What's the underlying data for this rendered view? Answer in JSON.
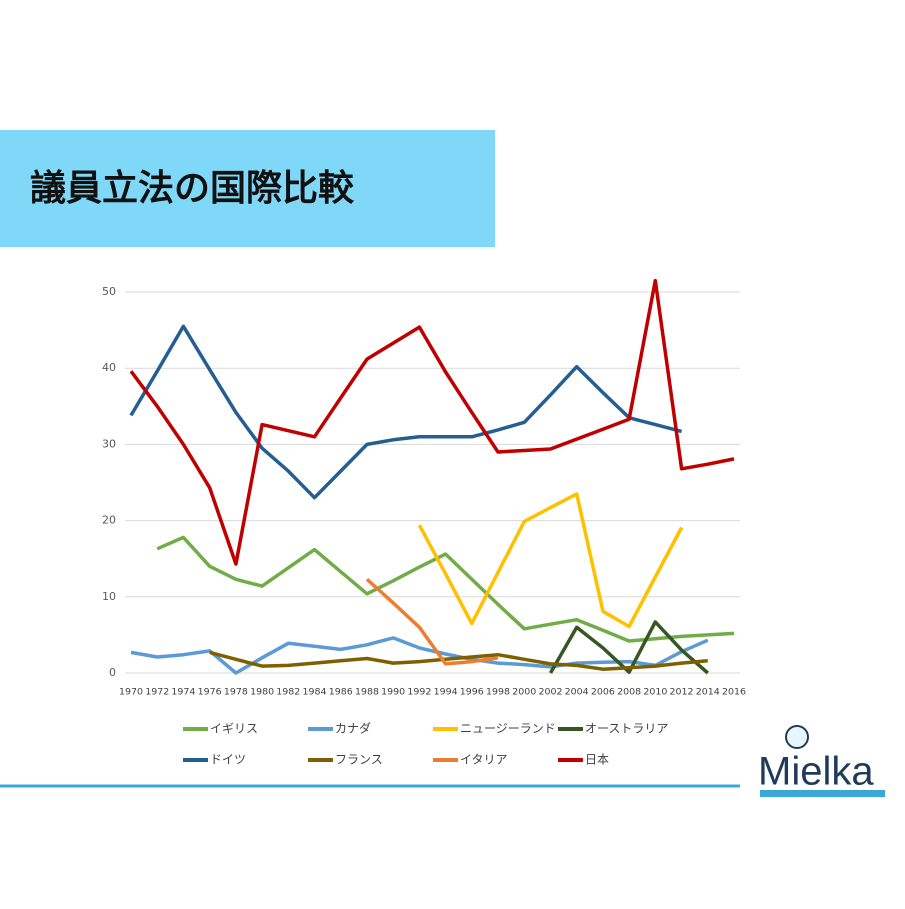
{
  "title": "議員立法の国際比較",
  "logo": "Mielka",
  "chart_data": {
    "type": "line",
    "x": [
      1970,
      1972,
      1974,
      1976,
      1978,
      1980,
      1982,
      1984,
      1986,
      1988,
      1990,
      1992,
      1994,
      1996,
      1998,
      2000,
      2002,
      2004,
      2006,
      2008,
      2010,
      2012,
      2014,
      2016
    ],
    "xlim": [
      1970,
      2016
    ],
    "xticks": [
      1970,
      1972,
      1974,
      1976,
      1978,
      1980,
      1982,
      1984,
      1986,
      1988,
      1990,
      1992,
      1994,
      1996,
      1998,
      2000,
      2002,
      2004,
      2006,
      2008,
      2010,
      2012,
      2014,
      2016
    ],
    "ylim": [
      0,
      50
    ],
    "yticks": [
      0,
      10,
      20,
      30,
      40,
      50
    ],
    "grid": true,
    "series": [
      {
        "name": "イギリス",
        "color": "#70ad47",
        "values": [
          null,
          16.3,
          17.8,
          14.0,
          12.3,
          11.4,
          13.8,
          16.2,
          13.3,
          10.4,
          12.1,
          13.9,
          15.6,
          12.3,
          9.0,
          5.8,
          6.4,
          7.0,
          5.6,
          4.2,
          4.5,
          4.8,
          5.0,
          5.2
        ]
      },
      {
        "name": "カナダ",
        "color": "#5b9bd5",
        "values": [
          2.7,
          2.1,
          2.4,
          2.9,
          0,
          2.0,
          3.9,
          3.5,
          3.1,
          3.7,
          4.6,
          3.3,
          2.5,
          1.8,
          1.3,
          1.1,
          0.8,
          1.3,
          1.4,
          1.5,
          1.0,
          2.8,
          4.3,
          null
        ]
      },
      {
        "name": "ニュージーランド",
        "color": "#ffc000",
        "values": [
          null,
          null,
          null,
          null,
          null,
          null,
          null,
          null,
          null,
          null,
          null,
          19.4,
          13.0,
          6.5,
          13.2,
          19.9,
          21.7,
          23.5,
          8.1,
          6.1,
          12.6,
          19.1,
          null,
          null
        ]
      },
      {
        "name": "オーストラリア",
        "color": "#375623",
        "values": [
          null,
          null,
          null,
          null,
          null,
          null,
          null,
          null,
          null,
          null,
          null,
          null,
          null,
          null,
          null,
          null,
          0,
          6.0,
          3.3,
          0.1,
          6.7,
          3.0,
          0,
          null
        ]
      },
      {
        "name": "ドイツ",
        "color": "#255e91",
        "values": [
          33.8,
          39.6,
          45.5,
          39.8,
          34.2,
          29.5,
          26.5,
          23.0,
          26.5,
          30.0,
          30.6,
          31.0,
          31.0,
          31.0,
          31.9,
          32.9,
          36.5,
          40.2,
          36.8,
          33.5,
          32.6,
          31.7,
          null,
          null
        ]
      },
      {
        "name": "フランス",
        "color": "#7f6000",
        "values": [
          null,
          null,
          null,
          2.7,
          1.8,
          0.9,
          1.0,
          1.3,
          1.6,
          1.9,
          1.3,
          1.5,
          1.8,
          2.1,
          2.4,
          1.8,
          1.2,
          1.0,
          0.5,
          0.7,
          0.9,
          1.3,
          1.6,
          null
        ]
      },
      {
        "name": "イタリア",
        "color": "#ed7d31",
        "values": [
          null,
          null,
          null,
          null,
          null,
          null,
          null,
          null,
          null,
          12.3,
          9.2,
          6.0,
          1.2,
          1.5,
          2.0,
          null,
          null,
          null,
          null,
          null,
          null,
          null,
          null,
          null
        ]
      },
      {
        "name": "日本",
        "color": "#c00000",
        "values": [
          39.6,
          35.0,
          30.0,
          24.3,
          14.3,
          32.6,
          31.8,
          31.0,
          36.1,
          41.2,
          43.3,
          45.4,
          39.5,
          34.2,
          29.0,
          29.2,
          29.4,
          30.7,
          32.0,
          33.3,
          51.5,
          26.8,
          27.4,
          28.1
        ]
      }
    ]
  }
}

_SET EXERCISE_
Check each line of the records above for "color", and copy those that have it.

_THE COMPLETED TASK_
        "color": "#70ad47",
        "color": "#5b9bd5",
        "color": "#ffc000",
        "color": "#375623",
        "color": "#255e91",
        "color": "#7f6000",
        "color": "#ed7d31",
        "color": "#c00000",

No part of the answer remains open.